* SET PROBLEM:
The data must be written out once more, precisely as given.

* RECORD SET:

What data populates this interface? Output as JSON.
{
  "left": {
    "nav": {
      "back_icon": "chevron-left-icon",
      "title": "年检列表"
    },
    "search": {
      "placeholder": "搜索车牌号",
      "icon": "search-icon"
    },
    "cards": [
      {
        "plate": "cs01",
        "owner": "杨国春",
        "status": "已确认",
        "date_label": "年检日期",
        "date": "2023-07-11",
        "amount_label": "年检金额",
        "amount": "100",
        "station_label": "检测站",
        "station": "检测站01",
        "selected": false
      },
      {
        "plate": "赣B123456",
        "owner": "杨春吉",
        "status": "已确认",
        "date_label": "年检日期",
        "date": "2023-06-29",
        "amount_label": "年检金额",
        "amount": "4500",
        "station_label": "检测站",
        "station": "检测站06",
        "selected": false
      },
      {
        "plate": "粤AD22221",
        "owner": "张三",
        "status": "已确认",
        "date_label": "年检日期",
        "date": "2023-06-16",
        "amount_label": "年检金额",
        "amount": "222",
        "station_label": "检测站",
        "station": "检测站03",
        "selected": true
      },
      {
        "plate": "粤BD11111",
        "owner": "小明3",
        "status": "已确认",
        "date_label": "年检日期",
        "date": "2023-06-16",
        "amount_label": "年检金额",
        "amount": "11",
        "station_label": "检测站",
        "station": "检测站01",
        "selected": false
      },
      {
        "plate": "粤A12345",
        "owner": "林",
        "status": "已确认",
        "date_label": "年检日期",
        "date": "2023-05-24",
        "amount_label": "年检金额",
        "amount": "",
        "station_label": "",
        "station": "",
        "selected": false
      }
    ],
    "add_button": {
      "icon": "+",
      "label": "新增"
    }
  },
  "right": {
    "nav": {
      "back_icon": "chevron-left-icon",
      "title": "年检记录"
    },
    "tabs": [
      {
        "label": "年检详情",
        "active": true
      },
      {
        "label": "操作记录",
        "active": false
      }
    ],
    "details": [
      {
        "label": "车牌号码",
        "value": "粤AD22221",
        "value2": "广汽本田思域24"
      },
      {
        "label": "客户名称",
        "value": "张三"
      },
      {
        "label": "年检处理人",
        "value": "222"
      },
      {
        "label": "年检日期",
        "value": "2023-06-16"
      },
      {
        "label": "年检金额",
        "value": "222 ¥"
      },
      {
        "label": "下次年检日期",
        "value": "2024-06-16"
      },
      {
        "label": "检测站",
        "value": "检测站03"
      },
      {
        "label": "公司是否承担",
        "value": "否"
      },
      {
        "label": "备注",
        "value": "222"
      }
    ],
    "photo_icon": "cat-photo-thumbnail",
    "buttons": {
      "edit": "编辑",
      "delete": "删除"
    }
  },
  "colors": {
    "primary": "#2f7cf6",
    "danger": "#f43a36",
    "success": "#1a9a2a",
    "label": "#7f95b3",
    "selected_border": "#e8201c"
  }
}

* SOLVED EXERCISE:
What data populates this interface? Output as JSON.
{
  "left": {
    "nav": {
      "back_icon": "chevron-left-icon",
      "title": "年检列表"
    },
    "search": {
      "placeholder": "搜索车牌号",
      "icon": "search-icon"
    },
    "cards": [
      {
        "plate": "cs01",
        "owner": "杨国春",
        "status": "已确认",
        "date_label": "年检日期",
        "date": "2023-07-11",
        "amount_label": "年检金额",
        "amount": "100",
        "station_label": "检测站",
        "station": "检测站01",
        "selected": false
      },
      {
        "plate": "赣B123456",
        "owner": "杨春吉",
        "status": "已确认",
        "date_label": "年检日期",
        "date": "2023-06-29",
        "amount_label": "年检金额",
        "amount": "4500",
        "station_label": "检测站",
        "station": "检测站06",
        "selected": false
      },
      {
        "plate": "粤AD22221",
        "owner": "张三",
        "status": "已确认",
        "date_label": "年检日期",
        "date": "2023-06-16",
        "amount_label": "年检金额",
        "amount": "222",
        "station_label": "检测站",
        "station": "检测站03",
        "selected": true
      },
      {
        "plate": "粤BD11111",
        "owner": "小明3",
        "status": "已确认",
        "date_label": "年检日期",
        "date": "2023-06-16",
        "amount_label": "年检金额",
        "amount": "11",
        "station_label": "检测站",
        "station": "检测站01",
        "selected": false
      },
      {
        "plate": "粤A12345",
        "owner": "林",
        "status": "已确认",
        "date_label": "年检日期",
        "date": "2023-05-24",
        "amount_label": "年检金额",
        "amount": "",
        "station_label": "",
        "station": "",
        "selected": false
      }
    ],
    "add_button": {
      "icon": "+",
      "label": "新增"
    }
  },
  "right": {
    "nav": {
      "back_icon": "chevron-left-icon",
      "title": "年检记录"
    },
    "tabs": [
      {
        "label": "年检详情",
        "active": true
      },
      {
        "label": "操作记录",
        "active": false
      }
    ],
    "details": [
      {
        "label": "车牌号码",
        "value": "粤AD22221",
        "value2": "广汽本田思域24"
      },
      {
        "label": "客户名称",
        "value": "张三"
      },
      {
        "label": "年检处理人",
        "value": "222"
      },
      {
        "label": "年检日期",
        "value": "2023-06-16"
      },
      {
        "label": "年检金额",
        "value": "222 ¥"
      },
      {
        "label": "下次年检日期",
        "value": "2024-06-16"
      },
      {
        "label": "检测站",
        "value": "检测站03"
      },
      {
        "label": "公司是否承担",
        "value": "否"
      },
      {
        "label": "备注",
        "value": "222"
      }
    ],
    "photo_icon": "cat-photo-thumbnail",
    "buttons": {
      "edit": "编辑",
      "delete": "删除"
    }
  },
  "colors": {
    "primary": "#2f7cf6",
    "danger": "#f43a36",
    "success": "#1a9a2a",
    "label": "#7f95b3",
    "selected_border": "#e8201c"
  }
}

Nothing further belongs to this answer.